──────── Listed records ────────

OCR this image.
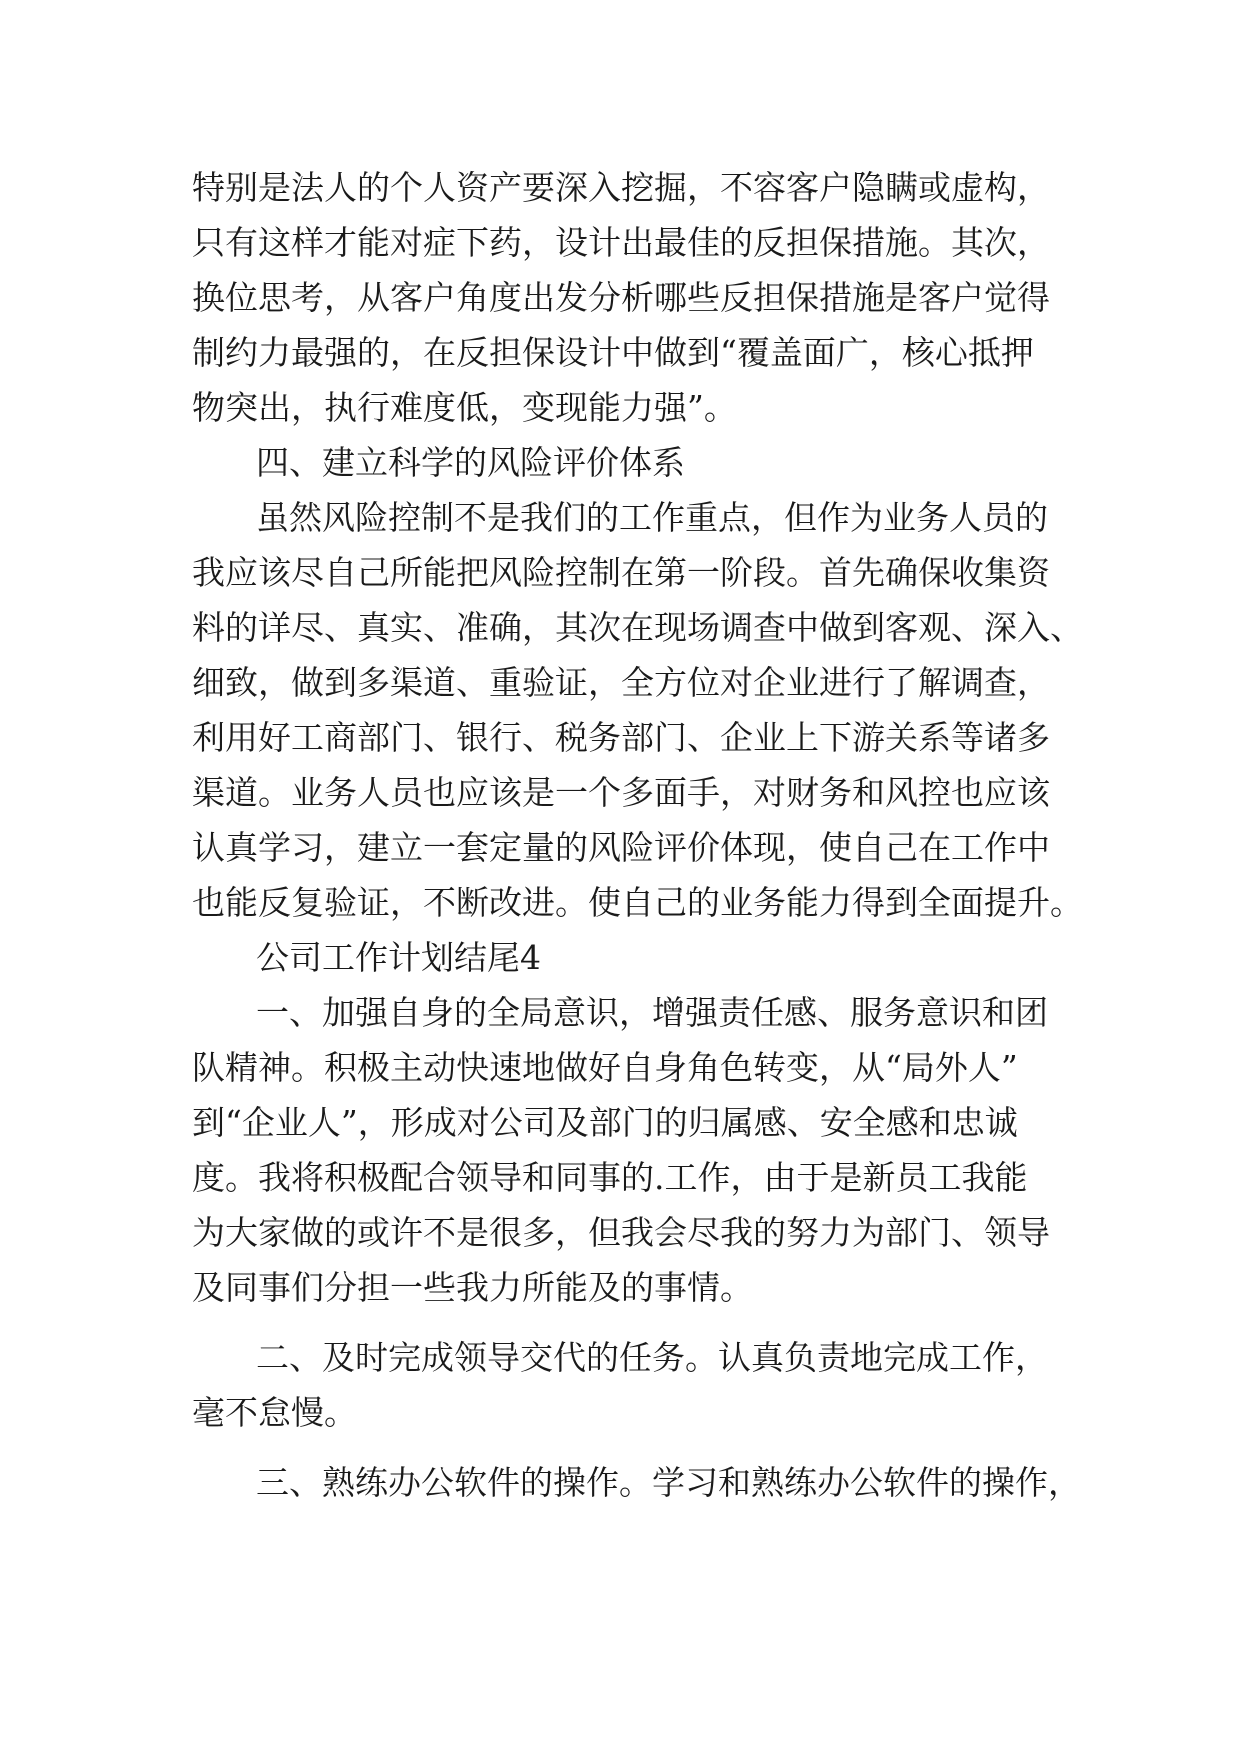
特别是法人的个人资产要深入挖掘，不容客户隐瞒或虚构，
只有这样才能对症下药，设计出最佳的反担保措施。其次，
换位思考，从客户角度出发分析哪些反担保措施是客户觉得
制约力最强的，在反担保设计中做到“覆盖面广，核心抵押
物突出，执行难度低，变现能力强”。
四、建立科学的风险评价体系
虽然风险控制不是我们的工作重点，但作为业务人员的
我应该尽自己所能把风险控制在第一阶段。首先确保收集资
料的详尽、真实、准确，其次在现场调查中做到客观、深入、
细致，做到多渠道、重验证，全方位对企业进行了解调查，
利用好工商部门、银行、税务部门、企业上下游关系等诸多
渠道。业务人员也应该是一个多面手，对财务和风控也应该
认真学习，建立一套定量的风险评价体现，使自己在工作中
也能反复验证，不断改进。使自己的业务能力得到全面提升。
公司工作计划结尾4
一、加强自身的全局意识，增强责任感、服务意识和团
队精神。积极主动快速地做好自身角色转变，从“局外人”
到“企业人”，形成对公司及部门的归属感、安全感和忠诚
度。我将积极配合领导和同事的.工作，由于是新员工我能
为大家做的或许不是很多，但我会尽我的努力为部门、领导
及同事们分担一些我力所能及的事情。
二、及时完成领导交代的任务。认真负责地完成工作，
毫不怠慢。
三、熟练办公软件的操作。学习和熟练办公软件的操作，
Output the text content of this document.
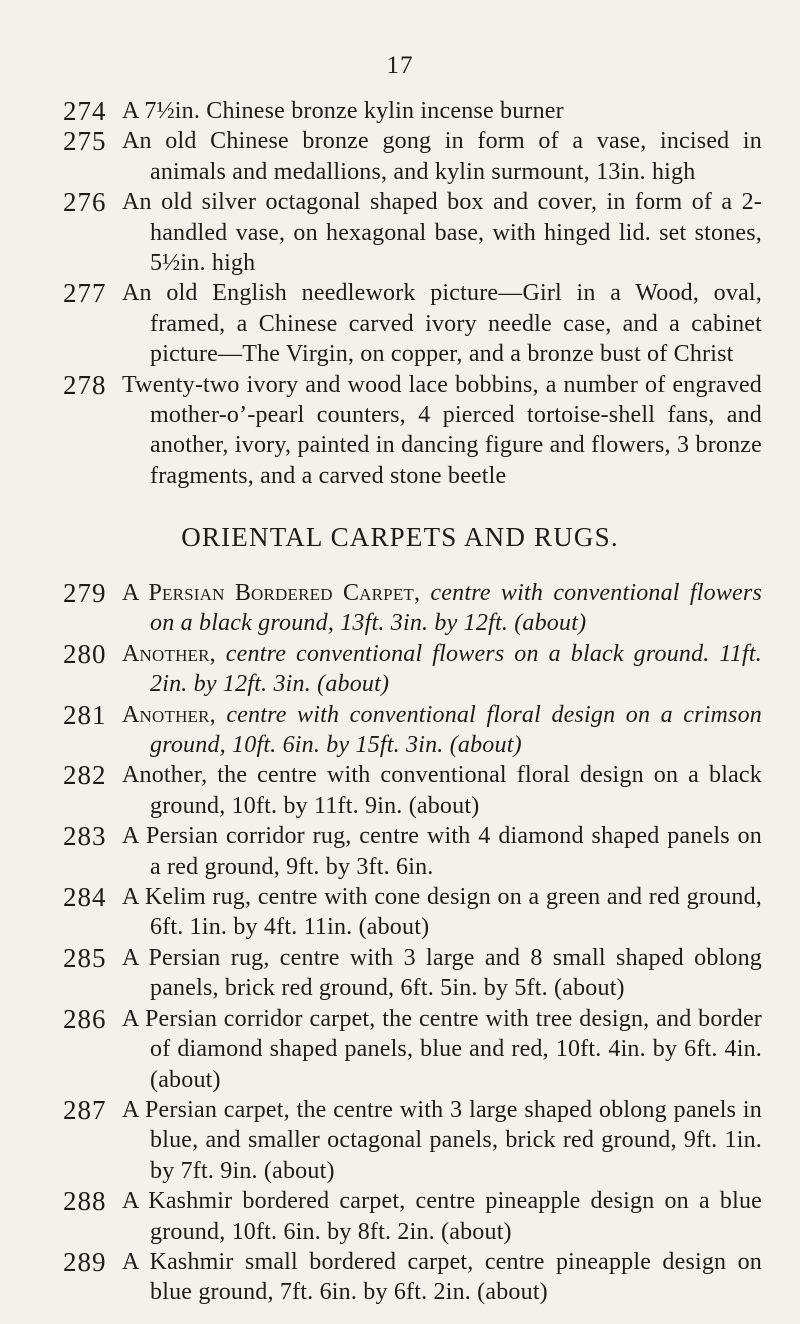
17
274 A 7½in. Chinese bronze kylin incense burner
275 An old Chinese bronze gong in form of a vase, incised in animals and medallions, and kylin surmount, 13in. high
276 An old silver octagonal shaped box and cover, in form of a 2-handled vase, on hexagonal base, with hinged lid. set stones, 5½in. high
277 An old English needlework picture—Girl in a Wood, oval, framed, a Chinese carved ivory needle case, and a cabinet picture—The Virgin, on copper, and a bronze bust of Christ
278 Twenty-two ivory and wood lace bobbins, a number of engraved mother-o’-pearl counters, 4 pierced tortoise-shell fans, and another, ivory, painted in dancing figure and flowers, 3 bronze fragments, and a carved stone beetle
ORIENTAL CARPETS AND RUGS.
279 A Persian Bordered Carpet, centre with conventional flowers on a black ground, 13ft. 3in. by 12ft. (about)
280 Another, centre conventional flowers on a black ground. 11ft. 2in. by 12ft. 3in. (about)
281 Another, centre with conventional floral design on a crimson ground, 10ft. 6in. by 15ft. 3in. (about)
282 Another, the centre with conventional floral design on a black ground, 10ft. by 11ft. 9in. (about)
283 A Persian corridor rug, centre with 4 diamond shaped panels on a red ground, 9ft. by 3ft. 6in.
284 A Kelim rug, centre with cone design on a green and red ground, 6ft. 1in. by 4ft. 11in. (about)
285 A Persian rug, centre with 3 large and 8 small shaped oblong panels, brick red ground, 6ft. 5in. by 5ft. (about)
286 A Persian corridor carpet, the centre with tree design, and border of diamond shaped panels, blue and red, 10ft. 4in. by 6ft. 4in. (about)
287 A Persian carpet, the centre with 3 large shaped oblong panels in blue, and smaller octagonal panels, brick red ground, 9ft. 1in. by 7ft. 9in. (about)
288 A Kashmir bordered carpet, centre pineapple design on a blue ground, 10ft. 6in. by 8ft. 2in. (about)
289 A Kashmir small bordered carpet, centre pineapple design on blue ground, 7ft. 6in. by 6ft. 2in. (about)
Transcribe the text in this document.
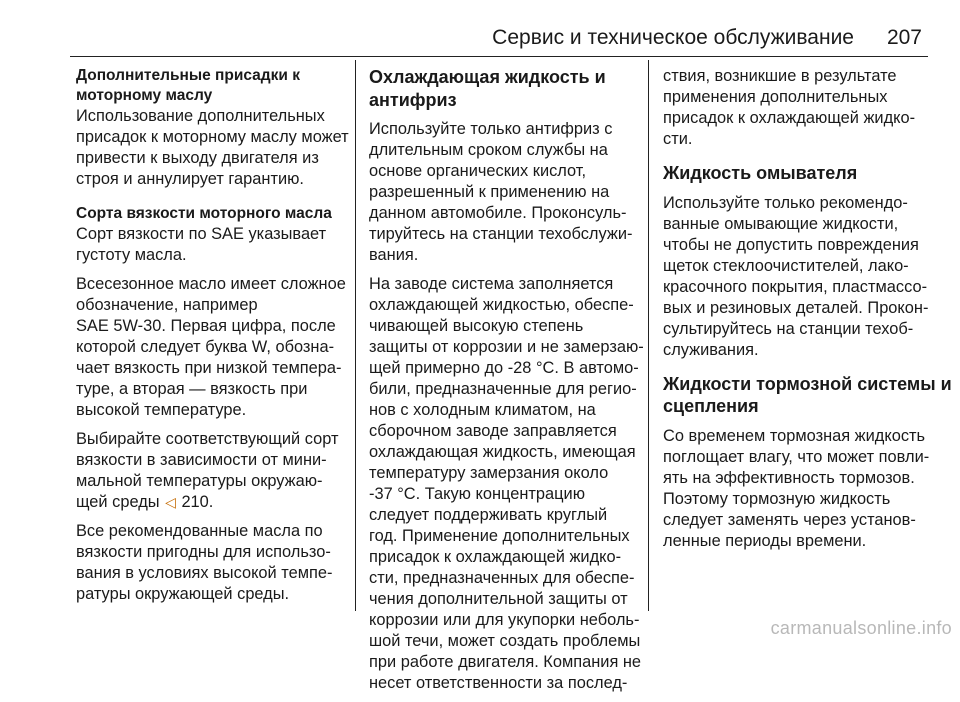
Сервис и техническое обслуживание 207
Дополнительные присадки к
моторному маслу
Использование дополнительных
присадок к моторному маслу может
привести к выходу двигателя из
строя и аннулирует гарантию.
Сорта вязкости моторного масла
Сорт вязкости по SAE указывает
густоту масла.
Всесезонное масло имеет сложное
обозначение, например
SAE 5W-30. Первая цифра, после
которой следует буква W, обозна-
чает вязкость при низкой темпера-
туре, а вторая — вязкость при
высокой температуре.
Выбирайте соответствующий сорт
вязкости в зависимости от мини-
мальной температуры окружаю-
щей среды ◁ 210.
Все рекомендованные масла по
вязкости пригодны для использо-
вания в условиях высокой темпе-
ратуры окружающей среды.
Охлаждающая жидкость и
антифриз
Используйте только антифриз с
длительным сроком службы на
основе органических кислот,
разрешенный к применению на
данном автомобиле. Проконсуль-
тируйтесь на станции техобслужи-
вания.
На заводе система заполняется
охлаждающей жидкостью, обеспе-
чивающей высокую степень
защиты от коррозии и не замерзаю-
щей примерно до -28 °C. В автомо-
били, предназначенные для регио-
нов с холодным климатом, на
сборочном заводе заправляется
охлаждающая жидкость, имеющая
температуру замерзания около
-37 °C. Такую концентрацию
следует поддерживать круглый
год. Применение дополнительных
присадок к охлаждающей жидко-
сти, предназначенных для обеспе-
чения дополнительной защиты от
коррозии или для укупорки неболь-
шой течи, может создать проблемы
при работе двигателя. Компания не
несет ответственности за послед-
ствия, возникшие в результате
применения дополнительных
присадок к охлаждающей жидко-
сти.
Жидкость омывателя
Используйте только рекомендо-
ванные омывающие жидкости,
чтобы не допустить повреждения
щеток стеклоочистителей, лако-
красочного покрытия, пластмассо-
вых и резиновых деталей. Прокон-
сультируйтесь на станции техоб-
служивания.
Жидкости тормозной системы и
сцепления
Со временем тормозная жидкость
поглощает влагу, что может повли-
ять на эффективность тормозов.
Поэтому тормозную жидкость
следует заменять через установ-
ленные периоды времени.
carmanualsonline.info
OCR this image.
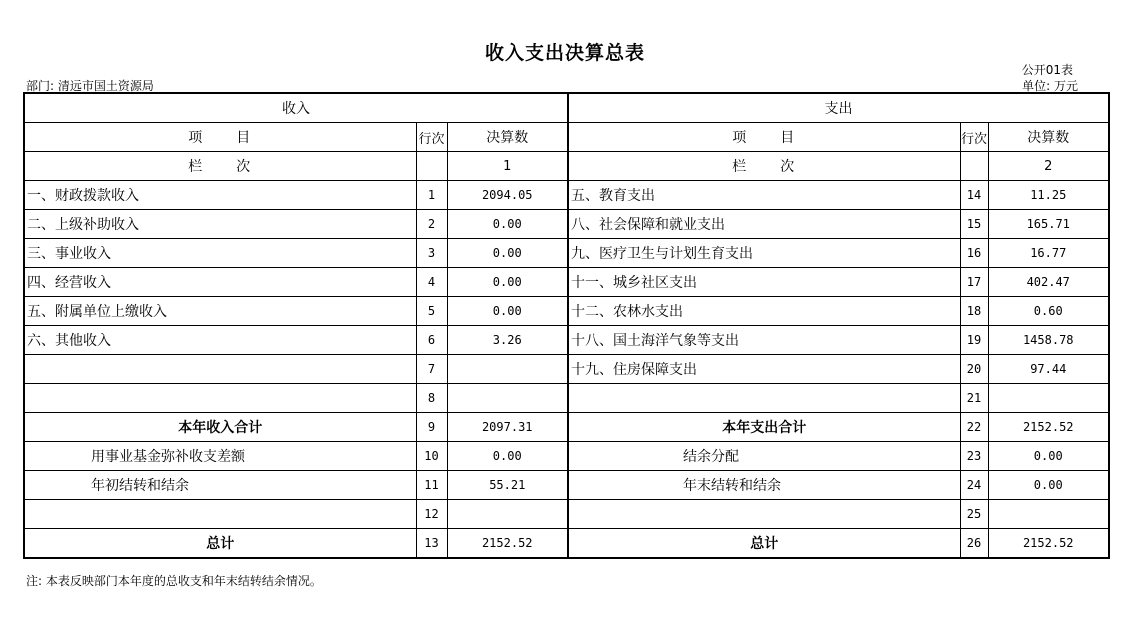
收入支出决算总表
公开01表
部门: 清远市国土资源局	单位: 万元
收入			支出		
项　　目	行次	决算数	项　　目	行次	决算数
栏　　次		1	栏　　次		2
一、财政拨款收入	1	2094.05	五、教育支出	14	11.25
二、上级补助收入	2	0.00	八、社会保障和就业支出	15	165.71
三、事业收入	3	0.00	九、医疗卫生与计划生育支出	16	16.77
四、经营收入	4	0.00	十一、城乡社区支出	17	402.47
五、附属单位上缴收入	5	0.00	十二、农林水支出	18	0.60
六、其他收入	6	3.26	十八、国土海洋气象等支出	19	1458.78
	7		十九、住房保障支出	20	97.44
	8			21	
本年收入合计	9	2097.31	本年支出合计	22	2152.52
用事业基金弥补收支差额	10	0.00	结余分配	23	0.00
年初结转和结余	11	55.21	年末结转和结余	24	0.00
	12			25	
总计	13	2152.52	总计	26	2152.52
注: 本表反映部门本年度的总收支和年末结转结余情况。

────────

§ Requirement: Every line in the data that holds "дополнительных" should be copied out.

§ Reply to the task:
Использование дополнительных
год. Применение дополнительных
применения дополнительных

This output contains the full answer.